**Yapılacaklar**
A) Jeotermal değerlendirme metninde "Avrupa fonları tarafından" ile başlayıp "ve risklerini değerlendirmektir." ile biten bölümü olduğu gibi yineleyin.
B) Jeotermal değerlendirme metnine göre GEOENVI projesi hangi tarihte başlamıştır?
C) Jeotermal değerlendirme metnindeki "Bu nedenle, çevresel etki değerlendirmesi, derin jeotermal kaynakların yayılmasının ön şartıdır." cümlesinin İngilizce çevirisi nedir?

**Metin bölümü**

========

• Sonuç bulunamadı

DEĞERLENDİRİLMESİ Geothermal Environmental Risks Assessment In Europe

Philippe DUMAS Thomas GARABETIAN

ÖZET

Derin jeotermal enerji üretimi sürekli gelişmesine karşın, özellikle bazı bölgelerde karşılaşılan çevresel etkiler performansındaki olumsuz algı, jeotermal enerjinin yükselişini engelleyebilecek durumdadır. Bu nedenle, çevresel etki değerlendirmesi, derin jeotermal kaynakların yayılmasının ön şartıdır. Yaşam Döngüsü Değerlendirmesi (YDD) kavramı, farklı enerji üretim teknolojilerinin çevresel etkilerinin yaşam döngüsü aşamaları üzerindeki - hammaddelerin çıkarılmasından üretime, nakliyeye, kullanım ve ömrünün sonuna kadar - analizine ve karşılaştırılmasına olanak sağlar.

Avrupa fonları tarafından finanse edilen ve 2018 Kasım'ında başlayan 30 ay süreli GEOENVI projesi hem karar vericiler hem de jeotermal piyasa aktörleriyle birlikte çalışmayı, çevre düzenlemeleri konusunda tavsiyelerde bulunmayı ve jeotermal paydaşların Yaşam Döngüsü Değerlendirmesi metodolojisi uygulamasını desteklemeyi amaçlamaktadır.

GEOENVI projesinin amacı, çevresel kaygıları hem etkiler hem de riskler açısından cevaplamak, ilk olarak proje geliştiricilerine çevresel etkileri değerlendirmek için uyarlanmış bir metodoloji belirleyerek ve işletilen veya geliştirilmekte olan jeotermal projelerin çevresel etkilerini ve risklerini değerlendirmektir.

Proje, çevresel etkileri değerlendirmek için basitleştirilmiş YDD modellerini geliştirmeyi ve son olarak çevresel kaygılarla doğru şekilde iletişim kurmayı, karar vericilere uyumlaştırılmış Avrupa çevre düzenlemeleri hakkında önerilerde bulunmayı hedeflemektedir.

Anahtar Kelimeler: jeotermal, pazar geliştirme, yenilenebilir enerji, çevre, düzenleme.

========

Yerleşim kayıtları
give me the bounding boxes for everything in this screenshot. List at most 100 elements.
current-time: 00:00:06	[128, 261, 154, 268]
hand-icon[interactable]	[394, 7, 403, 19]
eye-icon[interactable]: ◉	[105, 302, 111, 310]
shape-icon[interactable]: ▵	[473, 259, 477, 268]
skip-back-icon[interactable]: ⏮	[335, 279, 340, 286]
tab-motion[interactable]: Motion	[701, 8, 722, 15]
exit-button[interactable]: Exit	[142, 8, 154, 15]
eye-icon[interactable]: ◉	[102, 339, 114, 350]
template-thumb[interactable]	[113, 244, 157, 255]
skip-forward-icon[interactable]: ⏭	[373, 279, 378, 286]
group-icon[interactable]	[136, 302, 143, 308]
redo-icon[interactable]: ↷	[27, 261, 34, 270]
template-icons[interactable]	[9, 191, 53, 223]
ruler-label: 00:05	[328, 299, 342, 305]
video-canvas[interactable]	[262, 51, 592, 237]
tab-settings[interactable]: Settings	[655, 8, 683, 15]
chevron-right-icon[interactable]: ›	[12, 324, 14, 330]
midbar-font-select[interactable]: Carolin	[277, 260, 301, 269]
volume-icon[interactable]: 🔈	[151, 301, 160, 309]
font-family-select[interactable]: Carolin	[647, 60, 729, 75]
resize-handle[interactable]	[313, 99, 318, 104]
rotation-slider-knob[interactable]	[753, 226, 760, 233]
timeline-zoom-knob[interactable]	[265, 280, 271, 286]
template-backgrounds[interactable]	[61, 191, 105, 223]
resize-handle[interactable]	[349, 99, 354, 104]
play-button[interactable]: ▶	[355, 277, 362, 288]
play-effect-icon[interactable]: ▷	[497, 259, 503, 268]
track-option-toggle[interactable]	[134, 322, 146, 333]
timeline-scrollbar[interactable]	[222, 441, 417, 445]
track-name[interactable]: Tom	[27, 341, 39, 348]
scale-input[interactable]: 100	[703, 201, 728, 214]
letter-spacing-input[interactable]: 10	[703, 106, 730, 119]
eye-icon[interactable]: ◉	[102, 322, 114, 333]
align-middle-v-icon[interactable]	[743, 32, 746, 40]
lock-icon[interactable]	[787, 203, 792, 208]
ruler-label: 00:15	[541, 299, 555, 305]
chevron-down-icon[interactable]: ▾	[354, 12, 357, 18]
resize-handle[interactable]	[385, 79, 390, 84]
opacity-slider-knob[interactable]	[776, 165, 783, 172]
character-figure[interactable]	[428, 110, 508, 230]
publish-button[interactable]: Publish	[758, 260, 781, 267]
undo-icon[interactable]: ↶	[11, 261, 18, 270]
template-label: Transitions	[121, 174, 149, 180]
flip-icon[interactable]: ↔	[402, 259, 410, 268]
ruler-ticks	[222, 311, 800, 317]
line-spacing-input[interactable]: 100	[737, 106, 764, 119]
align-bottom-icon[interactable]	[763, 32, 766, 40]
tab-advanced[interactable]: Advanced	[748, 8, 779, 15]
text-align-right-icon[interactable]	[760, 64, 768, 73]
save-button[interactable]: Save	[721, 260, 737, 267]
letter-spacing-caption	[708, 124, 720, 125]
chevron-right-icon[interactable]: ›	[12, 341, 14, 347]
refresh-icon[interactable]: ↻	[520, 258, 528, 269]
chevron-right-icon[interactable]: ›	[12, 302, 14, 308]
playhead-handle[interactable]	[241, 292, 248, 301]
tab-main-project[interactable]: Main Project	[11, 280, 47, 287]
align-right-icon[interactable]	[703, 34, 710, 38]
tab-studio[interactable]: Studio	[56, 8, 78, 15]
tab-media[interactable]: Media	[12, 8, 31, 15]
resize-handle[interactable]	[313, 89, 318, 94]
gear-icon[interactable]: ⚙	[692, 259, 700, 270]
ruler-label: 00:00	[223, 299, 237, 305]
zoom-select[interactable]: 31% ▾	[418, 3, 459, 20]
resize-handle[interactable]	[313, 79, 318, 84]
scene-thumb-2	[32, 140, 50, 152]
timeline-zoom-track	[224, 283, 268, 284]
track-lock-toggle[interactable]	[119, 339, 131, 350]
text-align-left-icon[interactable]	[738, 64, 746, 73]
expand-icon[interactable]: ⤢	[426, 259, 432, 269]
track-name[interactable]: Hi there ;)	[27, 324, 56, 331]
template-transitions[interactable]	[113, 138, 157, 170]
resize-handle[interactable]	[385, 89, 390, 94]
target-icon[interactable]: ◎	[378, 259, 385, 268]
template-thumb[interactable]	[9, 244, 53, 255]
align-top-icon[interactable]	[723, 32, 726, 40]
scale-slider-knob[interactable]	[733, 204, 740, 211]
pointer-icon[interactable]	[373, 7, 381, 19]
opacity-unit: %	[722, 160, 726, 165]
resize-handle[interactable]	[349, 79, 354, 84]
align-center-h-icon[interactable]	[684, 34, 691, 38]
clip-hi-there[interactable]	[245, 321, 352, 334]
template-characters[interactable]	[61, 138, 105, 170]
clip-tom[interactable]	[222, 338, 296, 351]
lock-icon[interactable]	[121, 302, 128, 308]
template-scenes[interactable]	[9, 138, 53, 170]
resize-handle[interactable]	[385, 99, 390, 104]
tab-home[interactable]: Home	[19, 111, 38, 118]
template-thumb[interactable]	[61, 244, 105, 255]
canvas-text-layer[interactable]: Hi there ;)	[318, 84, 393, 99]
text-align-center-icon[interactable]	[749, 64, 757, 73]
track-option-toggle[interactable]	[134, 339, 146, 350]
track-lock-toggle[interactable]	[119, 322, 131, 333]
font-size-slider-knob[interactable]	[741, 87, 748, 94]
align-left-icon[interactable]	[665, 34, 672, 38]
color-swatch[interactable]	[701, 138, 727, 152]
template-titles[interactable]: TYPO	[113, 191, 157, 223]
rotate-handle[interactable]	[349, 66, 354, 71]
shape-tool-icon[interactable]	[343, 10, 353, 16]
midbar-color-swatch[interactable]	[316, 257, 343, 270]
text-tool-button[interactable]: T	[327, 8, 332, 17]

========

**Görev sonuçları**
A)
Avrupa fonları tarafından finanse edilen ve 2018 Kasım'ında başlayan 30 ay süreli GEOENVI projesi hem karar vericiler hem de jeotermal piyasa aktörleriyle birlikte çalışmayı, çevre düzenlemeleri konusunda tavsiyelerde bulunmayı ve jeotermal paydaşların Yaşam Döngüsü Değerlendirmesi metodolojisi uygulamasını desteklemeyi amaçlamaktadır.

GEOENVI projesinin amacı, çevresel kaygıları hem etkiler hem de riskler açısından cevaplamak, ilk olarak proje geliştiricilerine çevresel etkileri değerlendirmek için uyarlanmış bir metodoloji belirleyerek ve işletilen veya geliştirilmekte olan jeotermal projelerin çevresel etkilerini ve risklerini değerlendirmektir.

B) 2018 Kasım'ında.

C) Therefore, environmental impact assessment is a prerequisite for the spread of deep geothermal resources.